§ WHAT IS BEING ASKED
Rewrite the entries from the beginning through the line that contains "dac-y-axis-label: DAC — [45, 153, 61, 183]", replacing "Jan 13" with "January 13" and leaving everything else as it is.

§ RECORD SET
□ □ □ □ □

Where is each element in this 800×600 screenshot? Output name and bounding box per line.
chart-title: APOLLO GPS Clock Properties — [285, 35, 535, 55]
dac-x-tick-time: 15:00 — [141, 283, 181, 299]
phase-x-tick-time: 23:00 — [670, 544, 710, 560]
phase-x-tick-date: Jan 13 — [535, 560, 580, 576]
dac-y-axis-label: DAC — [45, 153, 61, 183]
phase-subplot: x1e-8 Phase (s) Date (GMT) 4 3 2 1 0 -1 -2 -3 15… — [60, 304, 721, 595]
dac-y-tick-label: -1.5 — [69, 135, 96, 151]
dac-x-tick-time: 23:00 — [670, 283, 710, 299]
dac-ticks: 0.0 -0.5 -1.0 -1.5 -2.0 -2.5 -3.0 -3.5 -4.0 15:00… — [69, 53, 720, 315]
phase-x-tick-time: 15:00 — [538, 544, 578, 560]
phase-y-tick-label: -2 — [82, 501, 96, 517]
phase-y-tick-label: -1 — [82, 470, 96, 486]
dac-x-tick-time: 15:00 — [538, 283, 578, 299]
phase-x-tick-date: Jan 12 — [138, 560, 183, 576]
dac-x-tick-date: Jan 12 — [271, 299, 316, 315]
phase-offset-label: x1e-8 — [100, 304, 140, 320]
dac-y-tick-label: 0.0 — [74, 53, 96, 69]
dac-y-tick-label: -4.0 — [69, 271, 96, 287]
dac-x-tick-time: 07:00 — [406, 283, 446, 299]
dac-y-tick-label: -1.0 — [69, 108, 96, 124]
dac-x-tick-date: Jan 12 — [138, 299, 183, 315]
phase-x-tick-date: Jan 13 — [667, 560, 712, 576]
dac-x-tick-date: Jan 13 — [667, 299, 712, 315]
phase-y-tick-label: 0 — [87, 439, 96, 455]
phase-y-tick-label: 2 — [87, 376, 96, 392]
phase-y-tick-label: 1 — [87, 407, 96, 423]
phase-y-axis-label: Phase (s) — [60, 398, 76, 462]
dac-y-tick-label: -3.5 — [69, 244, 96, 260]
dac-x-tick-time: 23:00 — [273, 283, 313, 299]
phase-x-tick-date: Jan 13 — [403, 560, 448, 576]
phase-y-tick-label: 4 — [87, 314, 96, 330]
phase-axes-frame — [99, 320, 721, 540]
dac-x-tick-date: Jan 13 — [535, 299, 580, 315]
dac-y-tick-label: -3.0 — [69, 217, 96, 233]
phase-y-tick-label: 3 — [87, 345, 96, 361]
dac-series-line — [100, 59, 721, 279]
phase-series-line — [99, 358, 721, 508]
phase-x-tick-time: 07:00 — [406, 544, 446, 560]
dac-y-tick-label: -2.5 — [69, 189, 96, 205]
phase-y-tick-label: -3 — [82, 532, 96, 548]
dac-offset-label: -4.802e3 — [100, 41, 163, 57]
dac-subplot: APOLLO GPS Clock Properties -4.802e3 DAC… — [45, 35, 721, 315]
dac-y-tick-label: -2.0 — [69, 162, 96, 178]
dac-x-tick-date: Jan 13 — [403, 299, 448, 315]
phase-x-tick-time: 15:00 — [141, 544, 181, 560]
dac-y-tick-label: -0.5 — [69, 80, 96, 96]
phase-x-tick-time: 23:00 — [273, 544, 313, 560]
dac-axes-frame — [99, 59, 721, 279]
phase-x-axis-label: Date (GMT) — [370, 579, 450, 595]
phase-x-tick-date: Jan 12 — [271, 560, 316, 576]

□ □ □ □ □

§ OUTPUT FOR THIS EXERCISE
Where is each element in this 800×600 screenshot? Output name and bounding box per line.
chart-title: APOLLO GPS Clock Properties — [285, 35, 535, 55]
dac-x-tick-time: 15:00 — [141, 283, 181, 299]
phase-x-tick-time: 23:00 — [670, 544, 710, 560]
phase-x-tick-date: January 13 — [535, 560, 580, 576]
dac-y-axis-label: DAC — [45, 153, 61, 183]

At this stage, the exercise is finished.